## Aim
Output the material below in its entirety, exactly as given.

## Extracted data
* * *
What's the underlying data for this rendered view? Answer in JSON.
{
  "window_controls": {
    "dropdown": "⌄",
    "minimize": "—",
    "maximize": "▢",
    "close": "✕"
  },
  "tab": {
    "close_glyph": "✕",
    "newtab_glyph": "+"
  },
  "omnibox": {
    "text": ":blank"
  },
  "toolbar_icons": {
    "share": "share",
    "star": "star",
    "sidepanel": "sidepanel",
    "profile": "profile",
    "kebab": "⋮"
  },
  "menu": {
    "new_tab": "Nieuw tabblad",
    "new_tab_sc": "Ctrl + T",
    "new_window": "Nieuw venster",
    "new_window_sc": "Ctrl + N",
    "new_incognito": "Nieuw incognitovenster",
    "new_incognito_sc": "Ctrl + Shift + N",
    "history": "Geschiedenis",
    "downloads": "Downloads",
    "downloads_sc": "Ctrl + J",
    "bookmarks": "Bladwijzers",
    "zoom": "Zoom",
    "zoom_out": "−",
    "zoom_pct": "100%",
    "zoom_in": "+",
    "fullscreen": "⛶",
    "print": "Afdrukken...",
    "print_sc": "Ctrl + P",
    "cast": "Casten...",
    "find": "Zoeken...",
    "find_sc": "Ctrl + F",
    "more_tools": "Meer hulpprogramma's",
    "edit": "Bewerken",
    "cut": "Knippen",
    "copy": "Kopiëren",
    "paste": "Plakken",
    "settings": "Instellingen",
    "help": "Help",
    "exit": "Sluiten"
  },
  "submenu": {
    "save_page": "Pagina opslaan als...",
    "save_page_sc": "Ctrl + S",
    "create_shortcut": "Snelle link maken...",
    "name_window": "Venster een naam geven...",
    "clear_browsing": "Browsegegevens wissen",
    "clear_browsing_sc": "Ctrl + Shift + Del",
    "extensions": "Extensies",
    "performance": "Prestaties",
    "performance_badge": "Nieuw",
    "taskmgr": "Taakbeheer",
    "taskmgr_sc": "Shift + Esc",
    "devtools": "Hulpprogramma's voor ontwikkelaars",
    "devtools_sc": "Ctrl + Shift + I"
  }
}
* * *
## Answer to the task
What's the underlying data for this rendered view? Answer in JSON.
{
  "window_controls": {
    "dropdown": "⌄",
    "minimize": "—",
    "maximize": "▢",
    "close": "✕"
  },
  "tab": {
    "close_glyph": "✕",
    "newtab_glyph": "+"
  },
  "omnibox": {
    "text": ":blank"
  },
  "toolbar_icons": {
    "share": "share",
    "star": "star",
    "sidepanel": "sidepanel",
    "profile": "profile",
    "kebab": "⋮"
  },
  "menu": {
    "new_tab": "Nieuw tabblad",
    "new_tab_sc": "Ctrl + T",
    "new_window": "Nieuw venster",
    "new_window_sc": "Ctrl + N",
    "new_incognito": "Nieuw incognitovenster",
    "new_incognito_sc": "Ctrl + Shift + N",
    "history": "Geschiedenis",
    "downloads": "Downloads",
    "downloads_sc": "Ctrl + J",
    "bookmarks": "Bladwijzers",
    "zoom": "Zoom",
    "zoom_out": "−",
    "zoom_pct": "100%",
    "zoom_in": "+",
    "fullscreen": "⛶",
    "print": "Afdrukken...",
    "print_sc": "Ctrl + P",
    "cast": "Casten...",
    "find": "Zoeken...",
    "find_sc": "Ctrl + F",
    "more_tools": "Meer hulpprogramma's",
    "edit": "Bewerken",
    "cut": "Knippen",
    "copy": "Kopiëren",
    "paste": "Plakken",
    "settings": "Instellingen",
    "help": "Help",
    "exit": "Sluiten"
  },
  "submenu": {
    "save_page": "Pagina opslaan als...",
    "save_page_sc": "Ctrl + S",
    "create_shortcut": "Snelle link maken...",
    "name_window": "Venster een naam geven...",
    "clear_browsing": "Browsegegevens wissen",
    "clear_browsing_sc": "Ctrl + Shift + Del",
    "extensions": "Extensies",
    "performance": "Prestaties",
    "performance_badge": "Nieuw",
    "taskmgr": "Taakbeheer",
    "taskmgr_sc": "Shift + Esc",
    "devtools": "Hulpprogramma's voor ontwikkelaars",
    "devtools_sc": "Ctrl + Shift + I"
  }
}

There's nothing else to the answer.